DIRECTIONS FOR THIS TASK => Extract all lines that hold "title" from the records below.

Extracts from a graphics dataset =>
-------
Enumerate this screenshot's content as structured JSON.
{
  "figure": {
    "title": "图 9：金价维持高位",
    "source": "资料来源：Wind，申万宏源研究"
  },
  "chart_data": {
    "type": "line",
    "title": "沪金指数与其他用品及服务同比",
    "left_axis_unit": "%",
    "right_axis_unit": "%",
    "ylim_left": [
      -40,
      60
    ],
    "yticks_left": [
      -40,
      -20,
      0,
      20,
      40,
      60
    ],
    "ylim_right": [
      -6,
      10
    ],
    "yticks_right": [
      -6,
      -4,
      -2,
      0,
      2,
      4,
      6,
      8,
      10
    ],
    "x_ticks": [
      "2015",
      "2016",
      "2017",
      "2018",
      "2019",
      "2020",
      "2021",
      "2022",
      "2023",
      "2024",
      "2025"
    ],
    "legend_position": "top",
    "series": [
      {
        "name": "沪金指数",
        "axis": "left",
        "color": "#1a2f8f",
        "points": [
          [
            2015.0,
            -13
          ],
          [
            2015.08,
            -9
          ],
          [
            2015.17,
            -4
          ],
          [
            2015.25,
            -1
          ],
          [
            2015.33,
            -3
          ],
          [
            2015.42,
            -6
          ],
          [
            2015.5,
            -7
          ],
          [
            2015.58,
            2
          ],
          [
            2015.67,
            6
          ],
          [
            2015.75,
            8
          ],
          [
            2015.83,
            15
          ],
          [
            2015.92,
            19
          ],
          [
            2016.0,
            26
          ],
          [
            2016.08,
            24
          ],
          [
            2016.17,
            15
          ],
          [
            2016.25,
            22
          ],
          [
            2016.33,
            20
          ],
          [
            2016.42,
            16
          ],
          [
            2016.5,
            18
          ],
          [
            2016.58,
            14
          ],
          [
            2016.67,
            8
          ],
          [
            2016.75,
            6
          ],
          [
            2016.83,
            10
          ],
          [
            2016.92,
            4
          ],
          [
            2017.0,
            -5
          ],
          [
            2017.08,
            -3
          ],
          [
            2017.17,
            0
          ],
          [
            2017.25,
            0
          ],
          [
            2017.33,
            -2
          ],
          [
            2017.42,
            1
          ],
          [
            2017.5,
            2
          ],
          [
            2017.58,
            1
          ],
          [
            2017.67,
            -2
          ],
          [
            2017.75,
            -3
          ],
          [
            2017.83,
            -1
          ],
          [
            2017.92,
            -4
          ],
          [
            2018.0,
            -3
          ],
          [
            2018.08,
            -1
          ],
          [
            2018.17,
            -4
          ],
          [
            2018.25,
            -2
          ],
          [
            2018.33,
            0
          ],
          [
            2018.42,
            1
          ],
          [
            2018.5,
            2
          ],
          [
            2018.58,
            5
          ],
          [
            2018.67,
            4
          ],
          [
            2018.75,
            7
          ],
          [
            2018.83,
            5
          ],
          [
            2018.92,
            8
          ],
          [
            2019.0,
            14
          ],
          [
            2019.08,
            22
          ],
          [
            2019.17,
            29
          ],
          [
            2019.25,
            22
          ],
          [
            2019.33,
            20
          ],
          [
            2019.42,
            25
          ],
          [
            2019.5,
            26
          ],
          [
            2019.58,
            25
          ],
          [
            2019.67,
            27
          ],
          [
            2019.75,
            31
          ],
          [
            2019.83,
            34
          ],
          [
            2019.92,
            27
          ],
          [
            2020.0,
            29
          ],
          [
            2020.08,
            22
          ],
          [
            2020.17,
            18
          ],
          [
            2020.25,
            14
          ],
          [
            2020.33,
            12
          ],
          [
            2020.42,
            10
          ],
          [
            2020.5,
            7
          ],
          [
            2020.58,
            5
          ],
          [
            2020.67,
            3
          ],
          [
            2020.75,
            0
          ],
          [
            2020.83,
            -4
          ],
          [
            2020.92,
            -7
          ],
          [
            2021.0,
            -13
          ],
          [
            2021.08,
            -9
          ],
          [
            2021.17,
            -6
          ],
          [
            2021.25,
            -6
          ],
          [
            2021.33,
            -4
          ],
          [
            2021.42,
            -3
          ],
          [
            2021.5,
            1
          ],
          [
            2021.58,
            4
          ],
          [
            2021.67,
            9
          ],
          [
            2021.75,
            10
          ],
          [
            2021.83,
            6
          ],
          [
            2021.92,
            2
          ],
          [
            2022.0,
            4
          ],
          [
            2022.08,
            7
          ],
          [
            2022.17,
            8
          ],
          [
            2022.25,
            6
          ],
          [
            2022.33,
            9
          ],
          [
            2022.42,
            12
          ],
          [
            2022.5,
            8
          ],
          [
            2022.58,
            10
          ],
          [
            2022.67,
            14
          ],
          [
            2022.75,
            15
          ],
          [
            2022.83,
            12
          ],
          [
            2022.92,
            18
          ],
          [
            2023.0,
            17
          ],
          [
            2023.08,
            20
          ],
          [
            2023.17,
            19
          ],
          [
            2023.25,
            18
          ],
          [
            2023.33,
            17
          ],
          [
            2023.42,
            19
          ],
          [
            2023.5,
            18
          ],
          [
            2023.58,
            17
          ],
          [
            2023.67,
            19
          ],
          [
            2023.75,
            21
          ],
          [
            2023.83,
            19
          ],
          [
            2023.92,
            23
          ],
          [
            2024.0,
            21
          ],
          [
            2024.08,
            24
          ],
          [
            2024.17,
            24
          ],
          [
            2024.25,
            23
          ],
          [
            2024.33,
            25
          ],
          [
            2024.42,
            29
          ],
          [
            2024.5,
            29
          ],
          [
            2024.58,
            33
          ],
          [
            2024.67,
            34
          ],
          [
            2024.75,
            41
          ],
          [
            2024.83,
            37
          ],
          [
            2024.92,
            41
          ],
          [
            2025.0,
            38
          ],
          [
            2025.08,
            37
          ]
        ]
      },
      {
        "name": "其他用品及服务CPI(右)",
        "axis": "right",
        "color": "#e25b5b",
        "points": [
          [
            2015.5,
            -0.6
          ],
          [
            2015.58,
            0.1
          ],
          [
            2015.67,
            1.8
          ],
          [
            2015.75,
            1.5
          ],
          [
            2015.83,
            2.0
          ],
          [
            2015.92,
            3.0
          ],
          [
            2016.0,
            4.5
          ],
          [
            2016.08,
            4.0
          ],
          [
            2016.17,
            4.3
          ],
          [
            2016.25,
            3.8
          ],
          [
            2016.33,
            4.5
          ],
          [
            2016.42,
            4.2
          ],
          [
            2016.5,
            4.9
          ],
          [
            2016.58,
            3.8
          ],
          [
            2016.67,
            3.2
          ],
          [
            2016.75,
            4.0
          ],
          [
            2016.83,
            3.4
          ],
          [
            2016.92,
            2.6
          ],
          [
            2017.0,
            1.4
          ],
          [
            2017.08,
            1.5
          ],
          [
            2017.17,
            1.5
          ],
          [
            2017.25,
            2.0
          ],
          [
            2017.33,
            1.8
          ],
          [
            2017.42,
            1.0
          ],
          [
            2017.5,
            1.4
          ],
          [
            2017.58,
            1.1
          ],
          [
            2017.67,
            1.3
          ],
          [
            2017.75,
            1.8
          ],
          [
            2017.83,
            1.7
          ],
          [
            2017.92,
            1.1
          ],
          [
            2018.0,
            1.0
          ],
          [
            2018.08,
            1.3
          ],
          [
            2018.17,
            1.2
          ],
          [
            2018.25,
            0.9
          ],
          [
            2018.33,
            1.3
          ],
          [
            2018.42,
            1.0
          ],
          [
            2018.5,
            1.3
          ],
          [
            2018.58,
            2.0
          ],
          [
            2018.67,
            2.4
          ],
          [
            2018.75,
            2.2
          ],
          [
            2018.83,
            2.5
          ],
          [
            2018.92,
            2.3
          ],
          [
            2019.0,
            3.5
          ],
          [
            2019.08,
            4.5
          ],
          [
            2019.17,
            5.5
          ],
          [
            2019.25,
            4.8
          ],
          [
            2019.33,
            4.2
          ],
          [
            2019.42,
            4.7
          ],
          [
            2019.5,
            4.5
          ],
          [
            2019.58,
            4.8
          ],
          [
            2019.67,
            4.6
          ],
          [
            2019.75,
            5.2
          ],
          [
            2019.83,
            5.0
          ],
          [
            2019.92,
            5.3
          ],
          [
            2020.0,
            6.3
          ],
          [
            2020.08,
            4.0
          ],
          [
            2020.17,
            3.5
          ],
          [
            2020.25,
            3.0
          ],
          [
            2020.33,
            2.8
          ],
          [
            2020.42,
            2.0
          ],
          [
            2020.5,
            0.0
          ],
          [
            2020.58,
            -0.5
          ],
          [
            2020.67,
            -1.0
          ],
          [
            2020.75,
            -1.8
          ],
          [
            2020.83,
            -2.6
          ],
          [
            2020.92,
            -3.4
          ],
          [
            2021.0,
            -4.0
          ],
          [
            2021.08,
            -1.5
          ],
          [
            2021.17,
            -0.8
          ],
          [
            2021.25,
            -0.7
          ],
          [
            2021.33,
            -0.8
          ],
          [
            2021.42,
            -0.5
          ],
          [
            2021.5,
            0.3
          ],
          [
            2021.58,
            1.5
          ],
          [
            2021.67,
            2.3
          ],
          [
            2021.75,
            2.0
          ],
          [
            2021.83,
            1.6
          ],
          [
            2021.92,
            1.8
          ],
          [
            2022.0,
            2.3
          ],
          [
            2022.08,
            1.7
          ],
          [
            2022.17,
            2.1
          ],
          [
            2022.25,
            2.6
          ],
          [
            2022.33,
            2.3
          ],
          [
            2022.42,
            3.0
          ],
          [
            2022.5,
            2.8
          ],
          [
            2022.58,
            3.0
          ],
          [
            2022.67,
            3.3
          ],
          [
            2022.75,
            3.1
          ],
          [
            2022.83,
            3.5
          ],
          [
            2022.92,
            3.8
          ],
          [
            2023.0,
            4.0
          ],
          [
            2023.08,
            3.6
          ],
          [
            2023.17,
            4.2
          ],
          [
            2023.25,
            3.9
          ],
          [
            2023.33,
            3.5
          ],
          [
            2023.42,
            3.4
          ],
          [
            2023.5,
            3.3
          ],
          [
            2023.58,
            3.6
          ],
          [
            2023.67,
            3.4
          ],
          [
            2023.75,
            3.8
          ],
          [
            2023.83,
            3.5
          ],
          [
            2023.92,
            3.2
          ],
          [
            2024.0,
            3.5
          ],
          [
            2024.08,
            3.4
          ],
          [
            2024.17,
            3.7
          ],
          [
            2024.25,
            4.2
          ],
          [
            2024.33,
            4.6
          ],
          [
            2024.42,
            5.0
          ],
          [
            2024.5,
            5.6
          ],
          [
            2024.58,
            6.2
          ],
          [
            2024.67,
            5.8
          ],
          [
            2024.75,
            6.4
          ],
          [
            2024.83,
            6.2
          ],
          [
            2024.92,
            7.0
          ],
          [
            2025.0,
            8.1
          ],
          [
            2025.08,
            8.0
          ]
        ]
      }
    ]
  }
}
-------
RESPONSE TO THIS EXERCISE =>
    "title": "图 9：金价维持高位",
    "title": "沪金指数与其他用品及服务同比",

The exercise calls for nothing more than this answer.